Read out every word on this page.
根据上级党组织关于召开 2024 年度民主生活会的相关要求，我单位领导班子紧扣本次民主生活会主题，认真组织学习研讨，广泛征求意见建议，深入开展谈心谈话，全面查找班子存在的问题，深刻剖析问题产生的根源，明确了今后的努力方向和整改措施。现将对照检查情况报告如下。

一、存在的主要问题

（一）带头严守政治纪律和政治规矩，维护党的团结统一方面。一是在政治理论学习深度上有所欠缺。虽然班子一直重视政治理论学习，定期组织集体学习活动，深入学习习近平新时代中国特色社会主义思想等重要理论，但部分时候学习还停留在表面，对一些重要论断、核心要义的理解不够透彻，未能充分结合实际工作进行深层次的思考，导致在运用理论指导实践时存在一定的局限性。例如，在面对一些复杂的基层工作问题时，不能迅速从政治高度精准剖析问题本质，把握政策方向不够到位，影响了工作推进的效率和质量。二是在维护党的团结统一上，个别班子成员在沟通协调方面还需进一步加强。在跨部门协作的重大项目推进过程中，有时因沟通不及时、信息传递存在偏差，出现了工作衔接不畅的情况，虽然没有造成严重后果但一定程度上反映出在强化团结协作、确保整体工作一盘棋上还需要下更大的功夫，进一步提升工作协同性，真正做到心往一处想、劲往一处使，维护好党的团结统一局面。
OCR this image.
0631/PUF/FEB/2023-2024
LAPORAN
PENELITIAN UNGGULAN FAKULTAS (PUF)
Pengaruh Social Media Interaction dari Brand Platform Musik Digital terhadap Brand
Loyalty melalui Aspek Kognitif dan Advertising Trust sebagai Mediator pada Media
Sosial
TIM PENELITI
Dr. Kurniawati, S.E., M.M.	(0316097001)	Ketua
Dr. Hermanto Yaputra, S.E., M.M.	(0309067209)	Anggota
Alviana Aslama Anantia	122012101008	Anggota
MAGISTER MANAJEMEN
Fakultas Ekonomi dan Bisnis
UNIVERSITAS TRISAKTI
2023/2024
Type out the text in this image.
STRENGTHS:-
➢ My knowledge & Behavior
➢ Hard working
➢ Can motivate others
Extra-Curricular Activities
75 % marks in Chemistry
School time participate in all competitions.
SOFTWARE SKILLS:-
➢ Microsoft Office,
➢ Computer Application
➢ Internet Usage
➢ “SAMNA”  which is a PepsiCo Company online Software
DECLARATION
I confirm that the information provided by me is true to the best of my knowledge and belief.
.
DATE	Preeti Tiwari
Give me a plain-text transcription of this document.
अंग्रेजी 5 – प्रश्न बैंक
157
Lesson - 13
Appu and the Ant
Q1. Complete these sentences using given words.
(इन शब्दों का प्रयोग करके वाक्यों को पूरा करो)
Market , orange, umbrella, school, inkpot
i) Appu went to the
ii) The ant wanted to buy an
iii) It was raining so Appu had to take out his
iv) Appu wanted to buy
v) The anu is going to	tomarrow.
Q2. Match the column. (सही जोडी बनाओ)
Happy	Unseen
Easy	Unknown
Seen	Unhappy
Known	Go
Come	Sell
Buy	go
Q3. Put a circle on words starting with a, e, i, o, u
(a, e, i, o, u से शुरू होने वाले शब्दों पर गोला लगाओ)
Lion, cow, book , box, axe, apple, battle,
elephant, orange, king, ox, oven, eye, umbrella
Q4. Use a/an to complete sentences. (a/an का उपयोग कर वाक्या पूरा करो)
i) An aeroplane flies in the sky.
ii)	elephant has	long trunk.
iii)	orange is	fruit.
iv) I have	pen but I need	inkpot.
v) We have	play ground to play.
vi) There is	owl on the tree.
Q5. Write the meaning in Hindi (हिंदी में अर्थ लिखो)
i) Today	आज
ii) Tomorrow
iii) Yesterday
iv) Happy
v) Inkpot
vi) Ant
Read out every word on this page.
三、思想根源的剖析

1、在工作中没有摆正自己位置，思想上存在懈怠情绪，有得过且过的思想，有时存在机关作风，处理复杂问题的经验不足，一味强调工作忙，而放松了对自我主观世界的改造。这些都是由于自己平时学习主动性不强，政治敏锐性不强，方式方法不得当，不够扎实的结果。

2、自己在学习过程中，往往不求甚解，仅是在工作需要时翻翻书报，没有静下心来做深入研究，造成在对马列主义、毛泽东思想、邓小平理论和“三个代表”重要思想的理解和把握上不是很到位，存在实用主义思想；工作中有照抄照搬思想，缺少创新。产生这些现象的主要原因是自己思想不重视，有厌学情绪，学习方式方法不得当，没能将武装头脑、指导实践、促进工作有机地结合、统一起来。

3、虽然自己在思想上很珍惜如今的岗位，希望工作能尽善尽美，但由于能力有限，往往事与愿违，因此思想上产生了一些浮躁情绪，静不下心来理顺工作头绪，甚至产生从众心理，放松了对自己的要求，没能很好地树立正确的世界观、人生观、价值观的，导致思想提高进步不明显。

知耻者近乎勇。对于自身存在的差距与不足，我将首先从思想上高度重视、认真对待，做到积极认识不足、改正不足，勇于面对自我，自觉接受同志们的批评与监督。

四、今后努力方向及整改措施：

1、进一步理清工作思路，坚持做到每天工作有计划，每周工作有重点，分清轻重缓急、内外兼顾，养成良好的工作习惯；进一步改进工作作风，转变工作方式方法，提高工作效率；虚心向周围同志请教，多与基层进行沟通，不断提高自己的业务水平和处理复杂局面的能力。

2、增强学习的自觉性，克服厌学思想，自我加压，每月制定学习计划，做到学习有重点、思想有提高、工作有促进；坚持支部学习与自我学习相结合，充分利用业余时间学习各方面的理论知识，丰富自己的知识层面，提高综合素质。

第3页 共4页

● ● ●

Given problem: Repeat the records above exactly, leaving none out.

Completed exercise:
Read out every word on this page.
根据上级党组织关于召开 2024 年度民主生活会的相关要求，我单位领导班子紧扣本次民主生活会主题，认真组织学习研讨，广泛征求意见建议，深入开展谈心谈话，全面查找班子存在的问题，深刻剖析问题产生的根源，明确了今后的努力方向和整改措施。现将对照检查情况报告如下。

一、存在的主要问题

（一）带头严守政治纪律和政治规矩，维护党的团结统一方面。一是在政治理论学习深度上有所欠缺。虽然班子一直重视政治理论学习，定期组织集体学习活动，深入学习习近平新时代中国特色社会主义思想等重要理论，但部分时候学习还停留在表面，对一些重要论断、核心要义的理解不够透彻，未能充分结合实际工作进行深层次的思考，导致在运用理论指导实践时存在一定的局限性。例如，在面对一些复杂的基层工作问题时，不能迅速从政治高度精准剖析问题本质，把握政策方向不够到位，影响了工作推进的效率和质量。二是在维护党的团结统一上，个别班子成员在沟通协调方面还需进一步加强。在跨部门协作的重大项目推进过程中，有时因沟通不及时、信息传递存在偏差，出现了工作衔接不畅的情况，虽然没有造成严重后果但一定程度上反映出在强化团结协作、确保整体工作一盘棋上还需要下更大的功夫，进一步提升工作协同性，真正做到心往一处想、劲往一处使，维护好党的团结统一局面。
OCR this image.
0631/PUF/FEB/2023-2024
LAPORAN
PENELITIAN UNGGULAN FAKULTAS (PUF)
Pengaruh Social Media Interaction dari Brand Platform Musik Digital terhadap Brand
Loyalty melalui Aspek Kognitif dan Advertising Trust sebagai Mediator pada Media
Sosial
TIM PENELITI
Dr. Kurniawati, S.E., M.M.	(0316097001)	Ketua
Dr. Hermanto Yaputra, S.E., M.M.	(0309067209)	Anggota
Alviana Aslama Anantia	122012101008	Anggota
MAGISTER MANAJEMEN
Fakultas Ekonomi dan Bisnis
UNIVERSITAS TRISAKTI
2023/2024
Type out the text in this image.
STRENGTHS:-
➢ My knowledge & Behavior
➢ Hard working
➢ Can motivate others
Extra-Curricular Activities
75 % marks in Chemistry
School time participate in all competitions.
SOFTWARE SKILLS:-
➢ Microsoft Office,
➢ Computer Application
➢ Internet Usage
➢ “SAMNA”  which is a PepsiCo Company online Software
DECLARATION
I confirm that the information provided by me is true to the best of my knowledge and belief.
.
DATE	Preeti Tiwari
Give me a plain-text transcription of this document.
अंग्रेजी 5 – प्रश्न बैंक
157
Lesson - 13
Appu and the Ant
Q1. Complete these sentences using given words.
(इन शब्दों का प्रयोग करके वाक्यों को पूरा करो)
Market , orange, umbrella, school, inkpot
i) Appu went to the
ii) The ant wanted to buy an
iii) It was raining so Appu had to take out his
iv) Appu wanted to buy
v) The anu is going to	tomarrow.
Q2. Match the column. (सही जोडी बनाओ)
Happy	Unseen
Easy	Unknown
Seen	Unhappy
Known	Go
Come	Sell
Buy	go
Q3. Put a circle on words starting with a, e, i, o, u
(a, e, i, o, u से शुरू होने वाले शब्दों पर गोला लगाओ)
Lion, cow, book , box, axe, apple, battle,
elephant, orange, king, ox, oven, eye, umbrella
Q4. Use a/an to complete sentences. (a/an का उपयोग कर वाक्या पूरा करो)
i) An aeroplane flies in the sky.
ii)	elephant has	long trunk.
iii)	orange is	fruit.
iv) I have	pen but I need	inkpot.
v) We have	play ground to play.
vi) There is	owl on the tree.
Q5. Write the meaning in Hindi (हिंदी में अर्थ लिखो)
i) Today	आज
ii) Tomorrow
iii) Yesterday
iv) Happy
v) Inkpot
vi) Ant
Read out every word on this page.
三、思想根源的剖析

1、在工作中没有摆正自己位置，思想上存在懈怠情绪，有得过且过的思想，有时存在机关作风，处理复杂问题的经验不足，一味强调工作忙，而放松了对自我主观世界的改造。这些都是由于自己平时学习主动性不强，政治敏锐性不强，方式方法不得当，不够扎实的结果。

2、自己在学习过程中，往往不求甚解，仅是在工作需要时翻翻书报，没有静下心来做深入研究，造成在对马列主义、毛泽东思想、邓小平理论和“三个代表”重要思想的理解和把握上不是很到位，存在实用主义思想；工作中有照抄照搬思想，缺少创新。产生这些现象的主要原因是自己思想不重视，有厌学情绪，学习方式方法不得当，没能将武装头脑、指导实践、促进工作有机地结合、统一起来。

3、虽然自己在思想上很珍惜如今的岗位，希望工作能尽善尽美，但由于能力有限，往往事与愿违，因此思想上产生了一些浮躁情绪，静不下心来理顺工作头绪，甚至产生从众心理，放松了对自己的要求，没能很好地树立正确的世界观、人生观、价值观的，导致思想提高进步不明显。

知耻者近乎勇。对于自身存在的差距与不足，我将首先从思想上高度重视、认真对待，做到积极认识不足、改正不足，勇于面对自我，自觉接受同志们的批评与监督。

四、今后努力方向及整改措施：

1、进一步理清工作思路，坚持做到每天工作有计划，每周工作有重点，分清轻重缓急、内外兼顾，养成良好的工作习惯；进一步改进工作作风，转变工作方式方法，提高工作效率；虚心向周围同志请教，多与基层进行沟通，不断提高自己的业务水平和处理复杂局面的能力。

2、增强学习的自觉性，克服厌学思想，自我加压，每月制定学习计划，做到学习有重点、思想有提高、工作有促进；坚持支部学习与自我学习相结合，充分利用业余时间学习各方面的理论知识，丰富自己的知识层面，提高综合素质。

第3页 共4页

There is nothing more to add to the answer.